*Try it*
Restate all of the data exactly.

*Data for this exercise*

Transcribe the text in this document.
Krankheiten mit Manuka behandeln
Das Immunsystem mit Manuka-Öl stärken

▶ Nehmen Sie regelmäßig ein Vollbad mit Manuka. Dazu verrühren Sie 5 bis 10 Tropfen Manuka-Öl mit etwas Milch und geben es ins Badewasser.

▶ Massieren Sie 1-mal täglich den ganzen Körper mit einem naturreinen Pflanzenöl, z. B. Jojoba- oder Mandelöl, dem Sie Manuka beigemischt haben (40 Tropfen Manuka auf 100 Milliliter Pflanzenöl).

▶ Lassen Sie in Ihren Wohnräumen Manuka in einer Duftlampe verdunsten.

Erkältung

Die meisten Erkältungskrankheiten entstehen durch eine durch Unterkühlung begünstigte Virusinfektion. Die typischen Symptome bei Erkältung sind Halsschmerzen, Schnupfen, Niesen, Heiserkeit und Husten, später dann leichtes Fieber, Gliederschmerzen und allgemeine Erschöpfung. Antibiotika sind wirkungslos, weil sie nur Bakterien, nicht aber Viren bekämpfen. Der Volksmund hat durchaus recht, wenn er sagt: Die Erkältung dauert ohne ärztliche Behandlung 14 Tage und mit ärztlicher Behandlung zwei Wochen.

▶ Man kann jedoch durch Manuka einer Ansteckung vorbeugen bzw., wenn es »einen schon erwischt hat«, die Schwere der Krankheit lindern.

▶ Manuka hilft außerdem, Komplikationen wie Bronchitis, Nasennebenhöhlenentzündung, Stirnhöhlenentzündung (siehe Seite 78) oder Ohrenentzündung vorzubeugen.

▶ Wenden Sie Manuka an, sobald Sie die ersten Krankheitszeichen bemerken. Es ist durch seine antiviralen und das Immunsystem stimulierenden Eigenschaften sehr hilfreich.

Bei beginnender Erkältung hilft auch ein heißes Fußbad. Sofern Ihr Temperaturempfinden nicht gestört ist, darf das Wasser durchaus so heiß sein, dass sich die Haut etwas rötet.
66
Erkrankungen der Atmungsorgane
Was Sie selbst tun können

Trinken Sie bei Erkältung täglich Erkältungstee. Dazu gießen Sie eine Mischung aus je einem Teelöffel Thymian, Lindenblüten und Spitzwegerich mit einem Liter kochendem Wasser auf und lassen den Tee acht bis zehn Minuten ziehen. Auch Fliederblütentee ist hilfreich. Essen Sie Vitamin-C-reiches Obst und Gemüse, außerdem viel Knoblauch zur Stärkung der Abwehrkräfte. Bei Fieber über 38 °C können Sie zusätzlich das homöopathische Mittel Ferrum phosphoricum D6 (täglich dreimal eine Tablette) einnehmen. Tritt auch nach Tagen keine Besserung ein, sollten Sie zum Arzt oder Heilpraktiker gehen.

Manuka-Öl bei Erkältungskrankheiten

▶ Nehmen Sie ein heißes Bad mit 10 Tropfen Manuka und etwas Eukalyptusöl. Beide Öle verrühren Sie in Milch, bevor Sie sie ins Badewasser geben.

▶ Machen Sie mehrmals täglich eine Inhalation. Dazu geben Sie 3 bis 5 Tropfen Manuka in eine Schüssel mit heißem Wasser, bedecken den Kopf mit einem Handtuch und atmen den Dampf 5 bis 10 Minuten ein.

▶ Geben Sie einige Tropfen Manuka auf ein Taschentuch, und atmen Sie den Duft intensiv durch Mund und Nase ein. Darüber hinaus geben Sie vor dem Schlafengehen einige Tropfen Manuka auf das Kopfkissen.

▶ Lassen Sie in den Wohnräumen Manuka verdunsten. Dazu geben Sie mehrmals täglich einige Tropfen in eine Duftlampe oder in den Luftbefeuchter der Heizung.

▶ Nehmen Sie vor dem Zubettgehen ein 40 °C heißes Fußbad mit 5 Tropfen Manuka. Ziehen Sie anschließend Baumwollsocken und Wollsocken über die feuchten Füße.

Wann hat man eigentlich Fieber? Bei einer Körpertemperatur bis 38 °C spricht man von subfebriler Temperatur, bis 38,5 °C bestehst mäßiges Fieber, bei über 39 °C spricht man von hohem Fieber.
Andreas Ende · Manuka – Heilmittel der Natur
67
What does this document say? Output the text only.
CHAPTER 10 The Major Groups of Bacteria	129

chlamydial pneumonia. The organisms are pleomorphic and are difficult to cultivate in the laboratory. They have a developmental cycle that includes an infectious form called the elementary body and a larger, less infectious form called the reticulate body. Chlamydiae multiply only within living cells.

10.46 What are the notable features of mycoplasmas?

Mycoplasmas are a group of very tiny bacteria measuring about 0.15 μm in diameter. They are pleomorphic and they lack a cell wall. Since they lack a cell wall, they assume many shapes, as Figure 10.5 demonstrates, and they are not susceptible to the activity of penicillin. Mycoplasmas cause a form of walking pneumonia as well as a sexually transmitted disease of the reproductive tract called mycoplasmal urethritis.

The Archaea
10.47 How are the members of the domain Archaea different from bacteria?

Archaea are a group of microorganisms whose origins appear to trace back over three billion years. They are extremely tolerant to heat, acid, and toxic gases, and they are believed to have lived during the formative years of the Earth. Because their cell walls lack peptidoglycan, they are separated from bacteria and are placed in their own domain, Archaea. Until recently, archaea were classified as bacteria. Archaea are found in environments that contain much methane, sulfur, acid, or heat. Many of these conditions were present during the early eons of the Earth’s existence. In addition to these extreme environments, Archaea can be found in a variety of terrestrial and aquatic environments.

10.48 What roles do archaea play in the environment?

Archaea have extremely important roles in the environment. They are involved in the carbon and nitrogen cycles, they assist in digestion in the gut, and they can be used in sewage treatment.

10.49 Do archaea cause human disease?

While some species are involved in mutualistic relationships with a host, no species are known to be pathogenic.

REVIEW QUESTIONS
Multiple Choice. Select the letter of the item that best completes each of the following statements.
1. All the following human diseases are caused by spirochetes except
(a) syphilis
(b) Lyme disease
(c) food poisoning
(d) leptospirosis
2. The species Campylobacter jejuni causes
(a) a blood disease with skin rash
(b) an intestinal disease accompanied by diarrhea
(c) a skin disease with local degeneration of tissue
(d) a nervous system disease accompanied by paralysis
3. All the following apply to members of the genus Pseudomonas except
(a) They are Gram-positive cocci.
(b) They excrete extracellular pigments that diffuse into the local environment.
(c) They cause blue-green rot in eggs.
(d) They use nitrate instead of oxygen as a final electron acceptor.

*Result of the exercise*
Transcribe the text in this document.
Krankheiten mit Manuka behandeln
Das Immunsystem mit Manuka-Öl stärken

▶ Nehmen Sie regelmäßig ein Vollbad mit Manuka. Dazu verrühren Sie 5 bis 10 Tropfen Manuka-Öl mit etwas Milch und geben es ins Badewasser.

▶ Massieren Sie 1-mal täglich den ganzen Körper mit einem naturreinen Pflanzenöl, z. B. Jojoba- oder Mandelöl, dem Sie Manuka beigemischt haben (40 Tropfen Manuka auf 100 Milliliter Pflanzenöl).

▶ Lassen Sie in Ihren Wohnräumen Manuka in einer Duftlampe verdunsten.

Erkältung

Die meisten Erkältungskrankheiten entstehen durch eine durch Unterkühlung begünstigte Virusinfektion. Die typischen Symptome bei Erkältung sind Halsschmerzen, Schnupfen, Niesen, Heiserkeit und Husten, später dann leichtes Fieber, Gliederschmerzen und allgemeine Erschöpfung. Antibiotika sind wirkungslos, weil sie nur Bakterien, nicht aber Viren bekämpfen. Der Volksmund hat durchaus recht, wenn er sagt: Die Erkältung dauert ohne ärztliche Behandlung 14 Tage und mit ärztlicher Behandlung zwei Wochen.

▶ Man kann jedoch durch Manuka einer Ansteckung vorbeugen bzw., wenn es »einen schon erwischt hat«, die Schwere der Krankheit lindern.

▶ Manuka hilft außerdem, Komplikationen wie Bronchitis, Nasennebenhöhlenentzündung, Stirnhöhlenentzündung (siehe Seite 78) oder Ohrenentzündung vorzubeugen.

▶ Wenden Sie Manuka an, sobald Sie die ersten Krankheitszeichen bemerken. Es ist durch seine antiviralen und das Immunsystem stimulierenden Eigenschaften sehr hilfreich.

Bei beginnender Erkältung hilft auch ein heißes Fußbad. Sofern Ihr Temperaturempfinden nicht gestört ist, darf das Wasser durchaus so heiß sein, dass sich die Haut etwas rötet.
66
Erkrankungen der Atmungsorgane
Was Sie selbst tun können

Trinken Sie bei Erkältung täglich Erkältungstee. Dazu gießen Sie eine Mischung aus je einem Teelöffel Thymian, Lindenblüten und Spitzwegerich mit einem Liter kochendem Wasser auf und lassen den Tee acht bis zehn Minuten ziehen. Auch Fliederblütentee ist hilfreich. Essen Sie Vitamin-C-reiches Obst und Gemüse, außerdem viel Knoblauch zur Stärkung der Abwehrkräfte. Bei Fieber über 38 °C können Sie zusätzlich das homöopathische Mittel Ferrum phosphoricum D6 (täglich dreimal eine Tablette) einnehmen. Tritt auch nach Tagen keine Besserung ein, sollten Sie zum Arzt oder Heilpraktiker gehen.

Manuka-Öl bei Erkältungskrankheiten

▶ Nehmen Sie ein heißes Bad mit 10 Tropfen Manuka und etwas Eukalyptusöl. Beide Öle verrühren Sie in Milch, bevor Sie sie ins Badewasser geben.

▶ Machen Sie mehrmals täglich eine Inhalation. Dazu geben Sie 3 bis 5 Tropfen Manuka in eine Schüssel mit heißem Wasser, bedecken den Kopf mit einem Handtuch und atmen den Dampf 5 bis 10 Minuten ein.

▶ Geben Sie einige Tropfen Manuka auf ein Taschentuch, und atmen Sie den Duft intensiv durch Mund und Nase ein. Darüber hinaus geben Sie vor dem Schlafengehen einige Tropfen Manuka auf das Kopfkissen.

▶ Lassen Sie in den Wohnräumen Manuka verdunsten. Dazu geben Sie mehrmals täglich einige Tropfen in eine Duftlampe oder in den Luftbefeuchter der Heizung.

▶ Nehmen Sie vor dem Zubettgehen ein 40 °C heißes Fußbad mit 5 Tropfen Manuka. Ziehen Sie anschließend Baumwollsocken und Wollsocken über die feuchten Füße.

Wann hat man eigentlich Fieber? Bei einer Körpertemperatur bis 38 °C spricht man von subfebriler Temperatur, bis 38,5 °C bestehst mäßiges Fieber, bei über 39 °C spricht man von hohem Fieber.
Andreas Ende · Manuka – Heilmittel der Natur
67
What does this document say? Output the text only.
CHAPTER 10 The Major Groups of Bacteria	129

chlamydial pneumonia. The organisms are pleomorphic and are difficult to cultivate in the laboratory. They have a developmental cycle that includes an infectious form called the elementary body and a larger, less infectious form called the reticulate body. Chlamydiae multiply only within living cells.

10.46 What are the notable features of mycoplasmas?

Mycoplasmas are a group of very tiny bacteria measuring about 0.15 μm in diameter. They are pleomorphic and they lack a cell wall. Since they lack a cell wall, they assume many shapes, as Figure 10.5 demonstrates, and they are not susceptible to the activity of penicillin. Mycoplasmas cause a form of walking pneumonia as well as a sexually transmitted disease of the reproductive tract called mycoplasmal urethritis.

The Archaea
10.47 How are the members of the domain Archaea different from bacteria?

Archaea are a group of microorganisms whose origins appear to trace back over three billion years. They are extremely tolerant to heat, acid, and toxic gases, and they are believed to have lived during the formative years of the Earth. Because their cell walls lack peptidoglycan, they are separated from bacteria and are placed in their own domain, Archaea. Until recently, archaea were classified as bacteria. Archaea are found in environments that contain much methane, sulfur, acid, or heat. Many of these conditions were present during the early eons of the Earth’s existence. In addition to these extreme environments, Archaea can be found in a variety of terrestrial and aquatic environments.

10.48 What roles do archaea play in the environment?

Archaea have extremely important roles in the environment. They are involved in the carbon and nitrogen cycles, they assist in digestion in the gut, and they can be used in sewage treatment.

10.49 Do archaea cause human disease?

While some species are involved in mutualistic relationships with a host, no species are known to be pathogenic.

REVIEW QUESTIONS
Multiple Choice. Select the letter of the item that best completes each of the following statements.
1. All the following human diseases are caused by spirochetes except
(a) syphilis
(b) Lyme disease
(c) food poisoning
(d) leptospirosis
2. The species Campylobacter jejuni causes
(a) a blood disease with skin rash
(b) an intestinal disease accompanied by diarrhea
(c) a skin disease with local degeneration of tissue
(d) a nervous system disease accompanied by paralysis
3. All the following apply to members of the genus Pseudomonas except
(a) They are Gram-positive cocci.
(b) They excrete extracellular pigments that diffuse into the local environment.
(c) They cause blue-green rot in eggs.
(d) They use nitrate instead of oxygen as a final electron acceptor.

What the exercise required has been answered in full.